## Exercise objective
Copy each line where the word "Other" occurs.

## Material to process
*****

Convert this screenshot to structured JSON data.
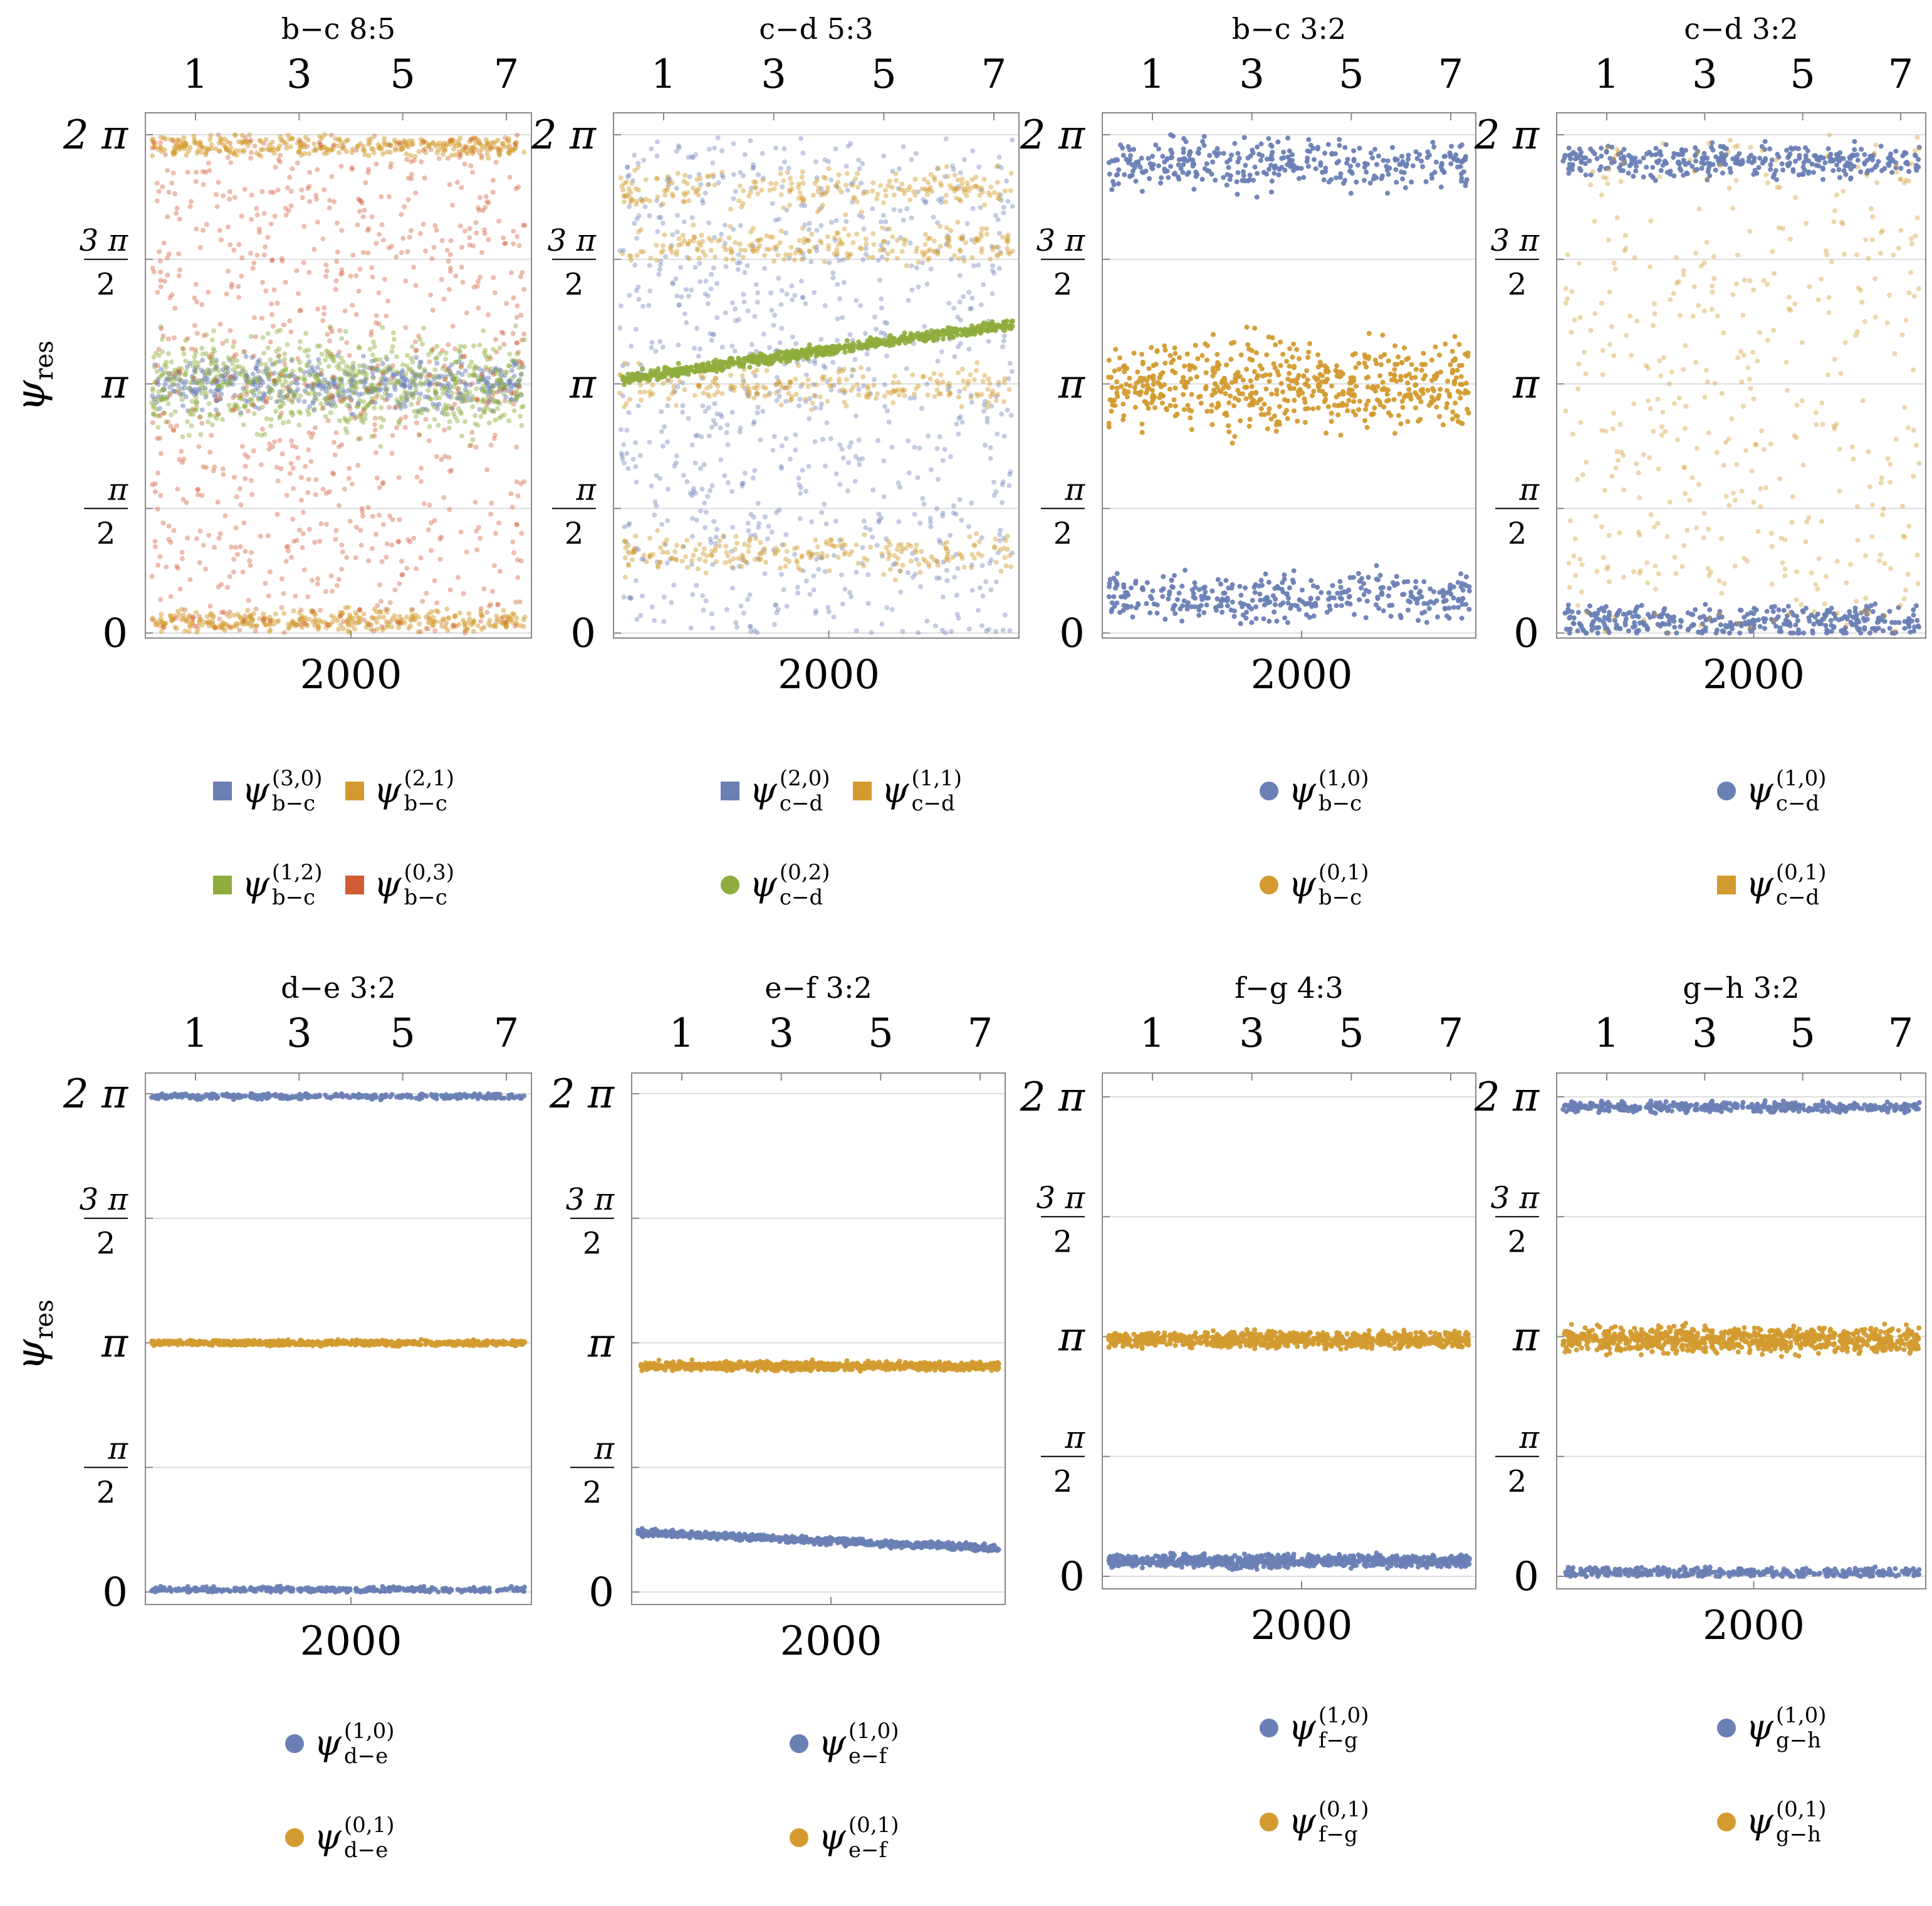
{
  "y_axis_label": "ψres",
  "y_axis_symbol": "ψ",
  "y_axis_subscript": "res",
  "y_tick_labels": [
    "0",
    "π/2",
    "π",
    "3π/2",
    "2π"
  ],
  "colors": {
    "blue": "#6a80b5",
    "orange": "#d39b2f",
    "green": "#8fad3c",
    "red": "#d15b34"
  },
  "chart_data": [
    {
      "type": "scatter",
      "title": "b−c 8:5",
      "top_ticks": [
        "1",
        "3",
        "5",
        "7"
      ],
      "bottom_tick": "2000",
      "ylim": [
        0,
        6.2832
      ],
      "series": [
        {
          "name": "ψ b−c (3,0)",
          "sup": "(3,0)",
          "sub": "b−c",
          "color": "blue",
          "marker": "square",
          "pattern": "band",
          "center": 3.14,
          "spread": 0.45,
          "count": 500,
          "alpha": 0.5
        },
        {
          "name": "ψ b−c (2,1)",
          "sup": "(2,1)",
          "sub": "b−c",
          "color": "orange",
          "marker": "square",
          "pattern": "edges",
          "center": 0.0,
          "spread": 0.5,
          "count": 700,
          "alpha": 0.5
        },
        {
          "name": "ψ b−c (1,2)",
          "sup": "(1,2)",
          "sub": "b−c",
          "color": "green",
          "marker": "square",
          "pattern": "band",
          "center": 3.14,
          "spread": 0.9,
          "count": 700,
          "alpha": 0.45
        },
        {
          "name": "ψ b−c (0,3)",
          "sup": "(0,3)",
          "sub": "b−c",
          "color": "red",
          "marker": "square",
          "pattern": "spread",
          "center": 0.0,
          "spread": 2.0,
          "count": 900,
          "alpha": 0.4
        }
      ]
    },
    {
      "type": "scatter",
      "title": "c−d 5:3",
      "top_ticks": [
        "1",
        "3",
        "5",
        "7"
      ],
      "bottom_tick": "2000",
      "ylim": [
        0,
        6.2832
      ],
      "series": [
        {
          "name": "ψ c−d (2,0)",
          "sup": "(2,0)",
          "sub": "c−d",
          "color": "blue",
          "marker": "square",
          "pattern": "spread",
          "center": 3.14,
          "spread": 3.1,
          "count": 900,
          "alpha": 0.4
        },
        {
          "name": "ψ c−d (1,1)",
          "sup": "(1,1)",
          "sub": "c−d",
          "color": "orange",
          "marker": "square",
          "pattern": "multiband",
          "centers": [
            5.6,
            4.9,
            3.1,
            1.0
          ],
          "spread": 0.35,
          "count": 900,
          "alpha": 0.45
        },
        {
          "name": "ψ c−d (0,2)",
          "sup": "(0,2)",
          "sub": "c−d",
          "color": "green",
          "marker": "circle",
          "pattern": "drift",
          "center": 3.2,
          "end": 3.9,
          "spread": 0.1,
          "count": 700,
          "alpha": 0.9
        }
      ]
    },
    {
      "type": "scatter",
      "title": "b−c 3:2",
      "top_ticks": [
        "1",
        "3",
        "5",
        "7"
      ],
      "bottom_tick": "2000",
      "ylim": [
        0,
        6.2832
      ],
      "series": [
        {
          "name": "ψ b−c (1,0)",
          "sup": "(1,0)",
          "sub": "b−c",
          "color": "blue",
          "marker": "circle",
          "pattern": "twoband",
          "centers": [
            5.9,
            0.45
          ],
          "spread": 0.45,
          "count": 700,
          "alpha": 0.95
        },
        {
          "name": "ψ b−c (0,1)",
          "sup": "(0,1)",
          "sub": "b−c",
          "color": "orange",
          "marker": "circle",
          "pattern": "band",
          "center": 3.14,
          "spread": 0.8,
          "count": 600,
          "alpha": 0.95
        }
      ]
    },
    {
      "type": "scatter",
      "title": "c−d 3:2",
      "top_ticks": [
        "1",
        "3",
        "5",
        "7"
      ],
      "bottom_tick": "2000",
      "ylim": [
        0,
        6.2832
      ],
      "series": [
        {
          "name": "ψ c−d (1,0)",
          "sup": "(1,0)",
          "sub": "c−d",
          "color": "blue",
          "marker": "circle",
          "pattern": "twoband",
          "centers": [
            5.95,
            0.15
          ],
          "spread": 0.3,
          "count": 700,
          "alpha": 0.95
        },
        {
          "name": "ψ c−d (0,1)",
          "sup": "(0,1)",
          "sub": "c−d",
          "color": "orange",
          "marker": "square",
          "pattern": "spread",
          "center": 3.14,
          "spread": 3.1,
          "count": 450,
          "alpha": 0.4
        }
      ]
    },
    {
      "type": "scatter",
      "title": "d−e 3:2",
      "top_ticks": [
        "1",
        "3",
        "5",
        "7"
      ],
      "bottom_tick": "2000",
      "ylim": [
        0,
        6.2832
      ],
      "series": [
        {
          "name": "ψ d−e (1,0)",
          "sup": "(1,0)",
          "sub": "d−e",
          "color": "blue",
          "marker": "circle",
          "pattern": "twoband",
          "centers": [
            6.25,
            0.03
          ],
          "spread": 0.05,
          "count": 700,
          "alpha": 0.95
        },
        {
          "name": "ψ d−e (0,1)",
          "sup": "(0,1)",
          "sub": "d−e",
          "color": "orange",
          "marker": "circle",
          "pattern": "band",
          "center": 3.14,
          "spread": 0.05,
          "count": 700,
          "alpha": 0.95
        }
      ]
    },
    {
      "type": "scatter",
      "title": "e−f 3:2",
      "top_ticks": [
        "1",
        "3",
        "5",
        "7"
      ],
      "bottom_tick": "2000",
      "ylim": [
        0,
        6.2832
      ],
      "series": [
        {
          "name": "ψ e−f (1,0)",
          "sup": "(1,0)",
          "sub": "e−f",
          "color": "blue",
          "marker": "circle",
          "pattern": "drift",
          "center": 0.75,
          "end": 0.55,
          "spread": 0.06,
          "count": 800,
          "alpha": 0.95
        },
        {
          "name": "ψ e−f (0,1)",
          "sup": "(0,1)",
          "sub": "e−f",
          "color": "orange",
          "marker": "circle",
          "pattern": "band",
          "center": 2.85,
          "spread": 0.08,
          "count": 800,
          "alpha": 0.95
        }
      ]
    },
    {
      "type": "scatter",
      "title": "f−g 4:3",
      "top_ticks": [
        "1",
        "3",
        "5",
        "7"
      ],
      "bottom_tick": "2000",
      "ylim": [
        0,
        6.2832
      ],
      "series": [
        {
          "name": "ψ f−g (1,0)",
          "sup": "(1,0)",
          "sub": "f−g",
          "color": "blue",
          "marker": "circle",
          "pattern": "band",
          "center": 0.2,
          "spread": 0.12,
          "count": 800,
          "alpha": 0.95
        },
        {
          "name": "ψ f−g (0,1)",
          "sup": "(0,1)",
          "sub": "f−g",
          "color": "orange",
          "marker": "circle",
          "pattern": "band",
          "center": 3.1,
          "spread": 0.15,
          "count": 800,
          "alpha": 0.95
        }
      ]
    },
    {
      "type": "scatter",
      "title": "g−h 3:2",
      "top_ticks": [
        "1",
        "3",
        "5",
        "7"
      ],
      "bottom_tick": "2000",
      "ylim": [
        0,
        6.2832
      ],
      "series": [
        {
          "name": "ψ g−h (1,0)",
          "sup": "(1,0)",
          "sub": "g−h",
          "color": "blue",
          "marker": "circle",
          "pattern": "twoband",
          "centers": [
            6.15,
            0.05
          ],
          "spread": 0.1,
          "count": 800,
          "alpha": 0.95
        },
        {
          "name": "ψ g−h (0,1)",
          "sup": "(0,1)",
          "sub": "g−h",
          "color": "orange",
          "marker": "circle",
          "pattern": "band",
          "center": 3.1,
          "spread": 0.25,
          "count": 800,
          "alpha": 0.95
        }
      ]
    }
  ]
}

*****

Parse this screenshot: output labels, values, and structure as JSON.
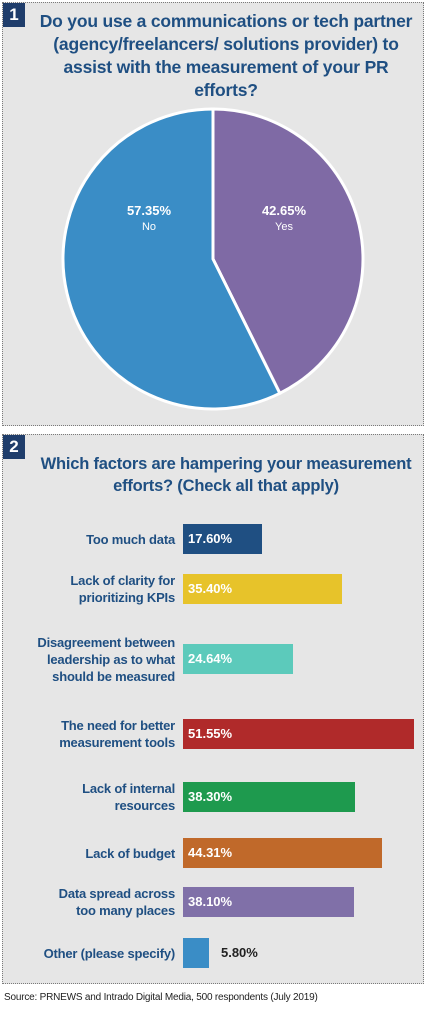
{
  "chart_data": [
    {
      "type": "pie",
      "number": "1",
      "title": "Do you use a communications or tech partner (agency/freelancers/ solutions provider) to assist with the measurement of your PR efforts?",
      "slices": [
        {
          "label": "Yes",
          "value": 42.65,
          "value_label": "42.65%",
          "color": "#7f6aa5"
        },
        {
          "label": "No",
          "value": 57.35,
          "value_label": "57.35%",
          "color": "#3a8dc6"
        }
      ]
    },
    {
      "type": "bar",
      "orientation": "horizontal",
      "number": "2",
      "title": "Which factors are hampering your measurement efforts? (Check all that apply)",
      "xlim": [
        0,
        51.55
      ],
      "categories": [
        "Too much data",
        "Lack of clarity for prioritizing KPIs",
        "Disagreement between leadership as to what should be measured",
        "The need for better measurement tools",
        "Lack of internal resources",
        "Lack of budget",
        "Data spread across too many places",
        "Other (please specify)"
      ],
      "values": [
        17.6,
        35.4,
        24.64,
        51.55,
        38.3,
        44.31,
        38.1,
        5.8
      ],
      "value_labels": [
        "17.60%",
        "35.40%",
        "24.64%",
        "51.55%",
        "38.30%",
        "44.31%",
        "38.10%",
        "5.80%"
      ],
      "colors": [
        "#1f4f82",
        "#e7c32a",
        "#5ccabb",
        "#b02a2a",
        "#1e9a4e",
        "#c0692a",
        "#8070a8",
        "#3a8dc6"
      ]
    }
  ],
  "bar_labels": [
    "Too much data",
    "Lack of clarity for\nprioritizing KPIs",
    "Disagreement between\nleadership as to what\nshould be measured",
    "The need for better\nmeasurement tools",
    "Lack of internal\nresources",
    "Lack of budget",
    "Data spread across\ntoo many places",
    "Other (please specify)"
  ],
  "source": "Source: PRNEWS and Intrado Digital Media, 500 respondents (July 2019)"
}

*****

## Exercise output
        "Other (please specify)"
    "Other (please specify)"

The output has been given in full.